**Article**:
Last month when I went for my treatment, it took three nurses and 4 attempts to get a good vein. Inside, it felt like my intestines were in the spin cycle and all of my blood was pulsing in my ears instead of in my stupid arm where it needed to be. The nurses said, “You’re doing so good. This is hard.” My husband said, “You did great, baby. You never even flinched.” I felt on the verge of crying, vomiting and passing out.

When we used to drink way more, one of my girlfriends and I had a practice of talking each other out of shame spirals the day after. Have you ever had a day after shame spiral? It goes like this: You drink too much. You don’t remember exactly everything you did and said, and you assume the absolute worst about yourself. We discussed it one time, and my friend asked, “How do you think you are acting?” Mean, belligerent, saying stupid things. She laughed and said, “You are never any of those things.” Her vision is always that she was standing on the bar calling people out. She never stands up on anything and hardly ever calls {undeserving} people out. Others rarely see us this way, but our perceptions of ourselves are usually caricatures of our actual selves filtered through our experiences, views, beliefs and history.

In my family of origin, people who admitted to being sad, afraid or in pain were weak. People who drank too much were often mean, belligerent and said stupid things.

Other people’s perceptions get sifted through their own experiences, views, beliefs and history before they form an opinion. Consequently, other people’s opinions should have zero bearing on our own feelings of self-worth. I don’t live from a place of should so sometimes I forget that. Is that just me?

Yesterday a reader gave my book a two-star rating. Here’s the thing: When someone leaves a shitty rating on a novel, it might feel like: That’s their opinion, maybe they don’t like this genre or writing style or whatever. When someone leaves a shitty rating on a memoir, it feels personal. Like confirmation that everyone who ever disliked me or had a bad opinion of me was right, and all the people who love me were wrong. Seriously. Is it just me?

**Required task A**:
Transcribe the passage of the essay between "In my family" and "that just me?", inclusive.
**Required task B**:
According to the essay, what rating did a reader give the author's book yesterday?

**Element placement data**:
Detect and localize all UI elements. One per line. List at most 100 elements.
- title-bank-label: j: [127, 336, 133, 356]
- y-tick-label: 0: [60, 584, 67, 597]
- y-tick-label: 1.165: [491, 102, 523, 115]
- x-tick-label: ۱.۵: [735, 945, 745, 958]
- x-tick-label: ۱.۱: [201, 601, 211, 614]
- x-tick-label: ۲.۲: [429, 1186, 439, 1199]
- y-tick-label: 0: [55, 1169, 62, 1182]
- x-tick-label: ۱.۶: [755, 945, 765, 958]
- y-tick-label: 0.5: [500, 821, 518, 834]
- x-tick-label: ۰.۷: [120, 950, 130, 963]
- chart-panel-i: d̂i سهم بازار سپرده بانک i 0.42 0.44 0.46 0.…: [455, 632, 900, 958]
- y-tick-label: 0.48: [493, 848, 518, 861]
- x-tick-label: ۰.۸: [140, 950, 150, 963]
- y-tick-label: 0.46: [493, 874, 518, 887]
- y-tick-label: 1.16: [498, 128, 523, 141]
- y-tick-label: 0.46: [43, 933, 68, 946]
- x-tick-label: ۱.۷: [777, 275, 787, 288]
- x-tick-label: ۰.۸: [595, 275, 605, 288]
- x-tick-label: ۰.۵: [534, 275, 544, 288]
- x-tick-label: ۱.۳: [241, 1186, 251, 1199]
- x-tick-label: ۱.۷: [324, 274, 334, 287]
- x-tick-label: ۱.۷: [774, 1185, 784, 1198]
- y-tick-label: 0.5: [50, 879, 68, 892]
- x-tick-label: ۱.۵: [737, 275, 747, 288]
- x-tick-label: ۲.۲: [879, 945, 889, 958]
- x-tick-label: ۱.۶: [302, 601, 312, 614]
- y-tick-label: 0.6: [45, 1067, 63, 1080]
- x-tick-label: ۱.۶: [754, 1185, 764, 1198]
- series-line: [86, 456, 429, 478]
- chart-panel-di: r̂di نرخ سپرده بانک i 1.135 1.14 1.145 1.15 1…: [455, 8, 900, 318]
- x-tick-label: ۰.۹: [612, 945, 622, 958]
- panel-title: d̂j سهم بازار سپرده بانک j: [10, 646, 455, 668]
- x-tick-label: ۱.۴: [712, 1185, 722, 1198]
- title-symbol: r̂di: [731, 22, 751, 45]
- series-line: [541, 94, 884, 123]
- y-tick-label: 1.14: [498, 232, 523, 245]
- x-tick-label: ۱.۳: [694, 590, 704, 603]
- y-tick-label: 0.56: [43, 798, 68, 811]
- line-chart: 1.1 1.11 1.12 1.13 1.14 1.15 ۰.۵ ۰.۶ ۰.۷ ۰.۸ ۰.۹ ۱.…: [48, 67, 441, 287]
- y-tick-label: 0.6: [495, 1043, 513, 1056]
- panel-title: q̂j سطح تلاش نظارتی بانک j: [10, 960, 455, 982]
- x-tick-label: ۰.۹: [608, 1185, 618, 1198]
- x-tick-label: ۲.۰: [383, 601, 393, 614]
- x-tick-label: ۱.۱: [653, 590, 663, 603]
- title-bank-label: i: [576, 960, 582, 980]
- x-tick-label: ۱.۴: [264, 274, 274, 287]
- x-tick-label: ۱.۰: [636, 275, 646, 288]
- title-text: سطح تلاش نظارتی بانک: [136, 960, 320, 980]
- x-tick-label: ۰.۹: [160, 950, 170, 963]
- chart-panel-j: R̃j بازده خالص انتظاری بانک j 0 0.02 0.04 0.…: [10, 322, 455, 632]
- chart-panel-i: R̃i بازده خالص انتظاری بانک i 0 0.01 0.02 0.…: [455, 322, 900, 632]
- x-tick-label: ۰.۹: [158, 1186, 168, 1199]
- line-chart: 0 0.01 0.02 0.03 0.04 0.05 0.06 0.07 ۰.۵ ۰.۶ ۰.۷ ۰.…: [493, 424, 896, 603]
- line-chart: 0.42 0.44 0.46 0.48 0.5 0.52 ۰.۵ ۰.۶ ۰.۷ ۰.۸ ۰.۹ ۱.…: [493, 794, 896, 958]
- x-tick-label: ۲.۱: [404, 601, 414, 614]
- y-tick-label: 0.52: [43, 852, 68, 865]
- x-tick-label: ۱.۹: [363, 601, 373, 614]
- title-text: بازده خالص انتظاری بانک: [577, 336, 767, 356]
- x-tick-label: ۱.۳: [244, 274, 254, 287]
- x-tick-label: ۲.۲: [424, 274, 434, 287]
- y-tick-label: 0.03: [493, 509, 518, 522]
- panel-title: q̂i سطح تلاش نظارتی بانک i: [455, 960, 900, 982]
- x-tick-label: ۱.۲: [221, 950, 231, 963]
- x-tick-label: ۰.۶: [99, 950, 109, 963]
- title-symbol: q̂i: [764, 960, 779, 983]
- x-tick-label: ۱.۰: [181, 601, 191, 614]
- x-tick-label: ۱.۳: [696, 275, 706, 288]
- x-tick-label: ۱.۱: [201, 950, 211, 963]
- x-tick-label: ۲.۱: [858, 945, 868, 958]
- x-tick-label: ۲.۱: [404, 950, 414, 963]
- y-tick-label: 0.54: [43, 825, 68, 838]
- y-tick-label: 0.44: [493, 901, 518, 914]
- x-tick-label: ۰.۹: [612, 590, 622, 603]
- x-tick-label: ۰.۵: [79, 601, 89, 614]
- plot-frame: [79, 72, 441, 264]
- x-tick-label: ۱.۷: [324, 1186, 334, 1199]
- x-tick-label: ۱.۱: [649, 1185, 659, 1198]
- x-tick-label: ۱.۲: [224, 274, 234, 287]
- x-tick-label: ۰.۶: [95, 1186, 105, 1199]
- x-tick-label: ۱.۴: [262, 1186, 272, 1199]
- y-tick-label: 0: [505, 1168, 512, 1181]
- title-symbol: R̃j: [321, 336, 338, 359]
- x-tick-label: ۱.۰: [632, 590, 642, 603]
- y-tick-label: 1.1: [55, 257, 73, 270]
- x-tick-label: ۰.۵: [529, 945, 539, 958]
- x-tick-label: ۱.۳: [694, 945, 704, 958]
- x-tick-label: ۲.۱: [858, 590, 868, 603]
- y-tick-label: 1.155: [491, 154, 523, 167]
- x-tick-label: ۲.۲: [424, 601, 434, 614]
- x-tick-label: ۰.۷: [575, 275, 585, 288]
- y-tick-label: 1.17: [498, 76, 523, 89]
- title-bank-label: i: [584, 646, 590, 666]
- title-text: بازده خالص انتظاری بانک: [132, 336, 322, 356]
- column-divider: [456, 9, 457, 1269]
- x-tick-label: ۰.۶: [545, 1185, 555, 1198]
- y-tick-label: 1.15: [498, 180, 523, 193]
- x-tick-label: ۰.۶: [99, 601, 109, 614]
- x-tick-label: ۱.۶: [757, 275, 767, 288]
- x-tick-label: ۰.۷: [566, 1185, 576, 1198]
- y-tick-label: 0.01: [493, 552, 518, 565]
* * *
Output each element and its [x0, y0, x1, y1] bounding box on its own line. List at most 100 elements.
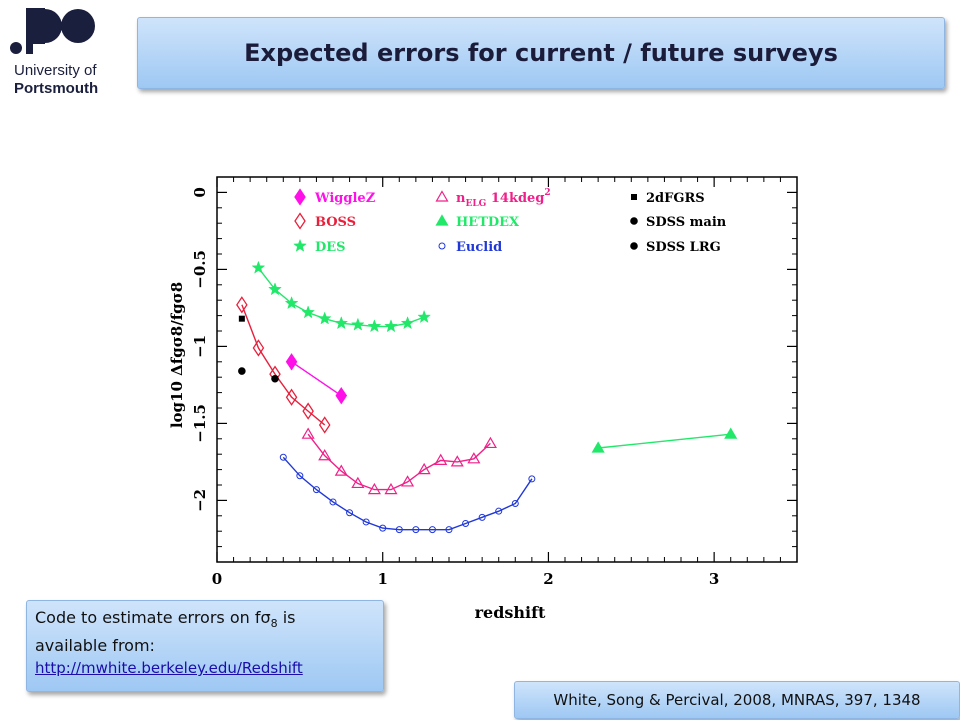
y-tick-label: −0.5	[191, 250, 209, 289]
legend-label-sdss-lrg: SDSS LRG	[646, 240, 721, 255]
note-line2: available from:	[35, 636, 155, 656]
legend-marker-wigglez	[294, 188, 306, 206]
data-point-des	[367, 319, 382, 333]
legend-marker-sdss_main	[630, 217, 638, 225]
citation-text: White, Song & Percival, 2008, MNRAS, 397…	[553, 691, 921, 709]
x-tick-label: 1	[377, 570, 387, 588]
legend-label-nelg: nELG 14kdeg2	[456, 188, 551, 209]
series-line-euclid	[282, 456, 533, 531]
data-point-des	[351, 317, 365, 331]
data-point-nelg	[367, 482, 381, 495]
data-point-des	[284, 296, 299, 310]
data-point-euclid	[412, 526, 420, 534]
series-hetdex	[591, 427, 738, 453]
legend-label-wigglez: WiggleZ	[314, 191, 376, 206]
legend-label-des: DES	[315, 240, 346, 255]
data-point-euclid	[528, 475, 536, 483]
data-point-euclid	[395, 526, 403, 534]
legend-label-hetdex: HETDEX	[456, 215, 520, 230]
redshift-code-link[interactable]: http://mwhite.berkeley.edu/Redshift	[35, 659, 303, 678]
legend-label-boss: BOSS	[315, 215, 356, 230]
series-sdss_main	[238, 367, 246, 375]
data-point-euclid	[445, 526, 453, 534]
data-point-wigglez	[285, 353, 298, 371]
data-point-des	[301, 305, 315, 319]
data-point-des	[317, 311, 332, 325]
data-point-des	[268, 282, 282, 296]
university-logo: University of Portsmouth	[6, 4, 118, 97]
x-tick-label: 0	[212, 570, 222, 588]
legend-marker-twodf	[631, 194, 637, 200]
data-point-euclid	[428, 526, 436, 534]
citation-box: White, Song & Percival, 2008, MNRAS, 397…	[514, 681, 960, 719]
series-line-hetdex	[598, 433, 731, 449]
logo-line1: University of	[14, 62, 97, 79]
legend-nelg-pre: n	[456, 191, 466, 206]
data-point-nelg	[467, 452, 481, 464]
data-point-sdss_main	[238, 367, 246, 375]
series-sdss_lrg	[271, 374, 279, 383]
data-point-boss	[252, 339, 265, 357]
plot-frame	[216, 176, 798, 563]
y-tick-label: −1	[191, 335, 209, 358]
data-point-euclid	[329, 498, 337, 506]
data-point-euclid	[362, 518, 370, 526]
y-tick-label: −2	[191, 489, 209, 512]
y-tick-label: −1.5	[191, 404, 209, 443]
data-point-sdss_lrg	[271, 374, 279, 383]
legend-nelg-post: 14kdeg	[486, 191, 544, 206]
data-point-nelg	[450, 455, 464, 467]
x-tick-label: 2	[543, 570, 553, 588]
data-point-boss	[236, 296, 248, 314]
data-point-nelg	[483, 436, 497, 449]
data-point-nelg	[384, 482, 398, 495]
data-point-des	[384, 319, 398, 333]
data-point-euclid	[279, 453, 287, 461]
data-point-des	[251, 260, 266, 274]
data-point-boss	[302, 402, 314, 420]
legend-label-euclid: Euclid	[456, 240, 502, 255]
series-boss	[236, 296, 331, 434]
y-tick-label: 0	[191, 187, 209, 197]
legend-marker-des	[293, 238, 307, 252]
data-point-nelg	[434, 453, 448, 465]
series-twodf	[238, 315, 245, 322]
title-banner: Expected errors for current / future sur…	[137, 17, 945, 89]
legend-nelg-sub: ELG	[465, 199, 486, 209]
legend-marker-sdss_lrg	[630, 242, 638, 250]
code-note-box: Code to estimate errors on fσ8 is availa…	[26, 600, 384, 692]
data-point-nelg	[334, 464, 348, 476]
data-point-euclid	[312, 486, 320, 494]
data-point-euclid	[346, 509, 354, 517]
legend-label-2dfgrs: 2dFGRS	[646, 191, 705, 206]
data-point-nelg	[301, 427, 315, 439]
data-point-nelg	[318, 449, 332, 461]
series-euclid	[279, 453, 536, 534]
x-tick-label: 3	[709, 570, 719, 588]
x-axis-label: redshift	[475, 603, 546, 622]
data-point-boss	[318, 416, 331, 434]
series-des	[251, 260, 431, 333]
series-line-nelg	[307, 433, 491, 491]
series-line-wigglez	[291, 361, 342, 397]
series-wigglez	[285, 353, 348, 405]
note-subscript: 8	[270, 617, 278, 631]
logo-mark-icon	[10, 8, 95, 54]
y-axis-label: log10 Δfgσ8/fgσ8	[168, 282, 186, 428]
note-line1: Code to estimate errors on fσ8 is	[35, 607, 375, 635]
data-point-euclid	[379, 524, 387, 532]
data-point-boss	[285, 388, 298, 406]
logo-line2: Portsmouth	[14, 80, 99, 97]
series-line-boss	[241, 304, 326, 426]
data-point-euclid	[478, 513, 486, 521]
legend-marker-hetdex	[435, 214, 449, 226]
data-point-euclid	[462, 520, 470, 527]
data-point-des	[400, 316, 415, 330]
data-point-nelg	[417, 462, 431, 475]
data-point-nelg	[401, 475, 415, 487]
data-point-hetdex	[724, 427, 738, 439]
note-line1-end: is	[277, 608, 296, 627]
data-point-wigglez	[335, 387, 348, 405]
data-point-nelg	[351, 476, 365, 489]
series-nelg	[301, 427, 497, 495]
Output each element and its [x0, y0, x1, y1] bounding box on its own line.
---
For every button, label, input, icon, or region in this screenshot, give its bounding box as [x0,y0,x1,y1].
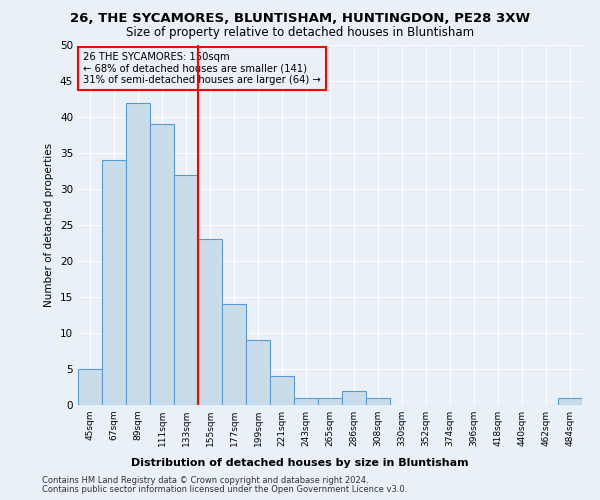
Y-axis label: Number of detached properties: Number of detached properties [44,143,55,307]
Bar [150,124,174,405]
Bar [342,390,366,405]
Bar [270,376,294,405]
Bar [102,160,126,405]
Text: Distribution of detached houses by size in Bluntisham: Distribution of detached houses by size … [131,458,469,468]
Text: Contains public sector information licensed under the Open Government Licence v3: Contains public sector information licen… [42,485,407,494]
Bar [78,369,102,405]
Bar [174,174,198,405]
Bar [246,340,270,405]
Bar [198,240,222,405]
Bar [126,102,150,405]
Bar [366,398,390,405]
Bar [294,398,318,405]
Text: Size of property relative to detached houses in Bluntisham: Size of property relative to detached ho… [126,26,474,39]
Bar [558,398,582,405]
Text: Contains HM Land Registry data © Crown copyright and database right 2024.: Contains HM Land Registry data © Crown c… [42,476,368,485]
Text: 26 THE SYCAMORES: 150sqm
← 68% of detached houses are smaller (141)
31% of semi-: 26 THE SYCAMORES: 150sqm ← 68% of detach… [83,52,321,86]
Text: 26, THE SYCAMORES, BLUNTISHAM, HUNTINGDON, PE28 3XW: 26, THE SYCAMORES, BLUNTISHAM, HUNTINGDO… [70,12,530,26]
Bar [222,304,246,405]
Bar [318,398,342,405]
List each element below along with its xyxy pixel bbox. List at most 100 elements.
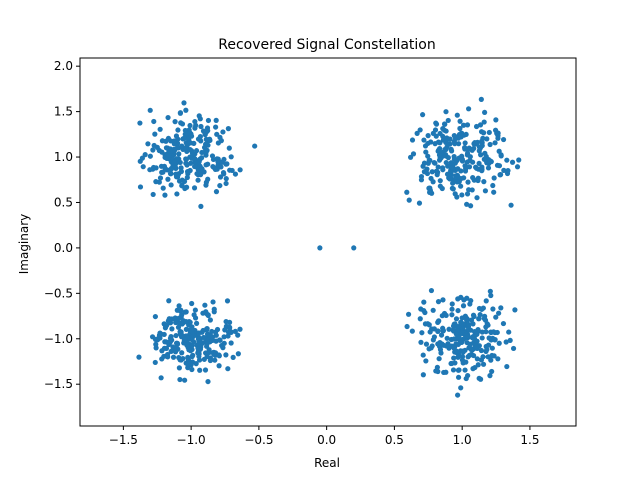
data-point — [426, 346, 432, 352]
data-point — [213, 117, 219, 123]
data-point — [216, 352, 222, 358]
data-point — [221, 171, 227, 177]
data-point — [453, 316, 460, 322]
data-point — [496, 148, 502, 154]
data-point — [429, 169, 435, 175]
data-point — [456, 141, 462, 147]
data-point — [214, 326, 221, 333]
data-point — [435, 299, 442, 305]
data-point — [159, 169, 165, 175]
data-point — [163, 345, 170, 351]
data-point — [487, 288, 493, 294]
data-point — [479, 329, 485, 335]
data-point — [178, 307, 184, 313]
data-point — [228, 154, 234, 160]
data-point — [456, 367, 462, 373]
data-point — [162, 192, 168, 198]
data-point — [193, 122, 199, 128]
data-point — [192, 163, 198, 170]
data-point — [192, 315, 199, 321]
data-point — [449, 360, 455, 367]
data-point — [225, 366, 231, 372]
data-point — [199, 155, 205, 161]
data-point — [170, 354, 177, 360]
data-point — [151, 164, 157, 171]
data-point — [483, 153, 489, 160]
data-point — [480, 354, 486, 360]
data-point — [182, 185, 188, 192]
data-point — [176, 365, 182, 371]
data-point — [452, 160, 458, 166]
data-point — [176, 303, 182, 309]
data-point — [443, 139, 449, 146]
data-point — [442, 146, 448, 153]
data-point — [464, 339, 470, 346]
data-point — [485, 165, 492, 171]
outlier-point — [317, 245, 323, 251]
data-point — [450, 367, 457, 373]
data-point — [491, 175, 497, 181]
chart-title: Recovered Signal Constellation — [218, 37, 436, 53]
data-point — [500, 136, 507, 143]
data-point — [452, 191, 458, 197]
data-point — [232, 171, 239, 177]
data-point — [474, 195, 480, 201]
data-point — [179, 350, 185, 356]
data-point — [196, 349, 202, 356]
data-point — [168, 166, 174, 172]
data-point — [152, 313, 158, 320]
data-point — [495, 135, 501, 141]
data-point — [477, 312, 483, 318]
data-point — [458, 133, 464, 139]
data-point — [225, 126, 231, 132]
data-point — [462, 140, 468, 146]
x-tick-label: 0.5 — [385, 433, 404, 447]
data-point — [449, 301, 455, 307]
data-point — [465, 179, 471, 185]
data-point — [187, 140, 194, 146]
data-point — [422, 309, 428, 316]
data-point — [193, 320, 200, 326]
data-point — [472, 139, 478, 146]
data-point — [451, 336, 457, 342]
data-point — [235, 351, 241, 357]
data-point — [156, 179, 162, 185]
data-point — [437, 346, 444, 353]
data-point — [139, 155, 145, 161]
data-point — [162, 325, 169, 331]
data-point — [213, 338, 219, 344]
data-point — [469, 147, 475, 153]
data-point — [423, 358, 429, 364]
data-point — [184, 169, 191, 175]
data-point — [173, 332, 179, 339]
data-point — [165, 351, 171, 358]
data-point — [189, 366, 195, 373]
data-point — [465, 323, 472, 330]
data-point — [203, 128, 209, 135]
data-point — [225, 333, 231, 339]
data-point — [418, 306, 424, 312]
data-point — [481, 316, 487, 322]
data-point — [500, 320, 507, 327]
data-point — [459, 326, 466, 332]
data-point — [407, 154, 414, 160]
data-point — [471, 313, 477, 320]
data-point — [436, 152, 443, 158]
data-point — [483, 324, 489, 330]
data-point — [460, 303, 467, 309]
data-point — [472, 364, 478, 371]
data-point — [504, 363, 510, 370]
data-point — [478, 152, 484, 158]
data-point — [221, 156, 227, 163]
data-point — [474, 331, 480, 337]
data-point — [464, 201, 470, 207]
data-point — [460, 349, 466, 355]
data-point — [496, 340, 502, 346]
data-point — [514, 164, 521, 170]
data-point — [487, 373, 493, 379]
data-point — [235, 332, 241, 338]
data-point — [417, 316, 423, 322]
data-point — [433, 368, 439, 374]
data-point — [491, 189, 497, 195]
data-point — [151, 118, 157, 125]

**Complete response A**:
In my family of origin, people who admitted to being sad, afraid or in pain were weak. People who drank too much were often mean, belligerent and said stupid things.

Other people’s perceptions get sifted through their own experiences, views, beliefs and history before they form an opinion. Consequently, other people’s opinions should have zero bearing on our own feelings of self-worth. I don’t live from a place of should so sometimes I forget that. Is that just me?

**Complete response B**:
Two stars.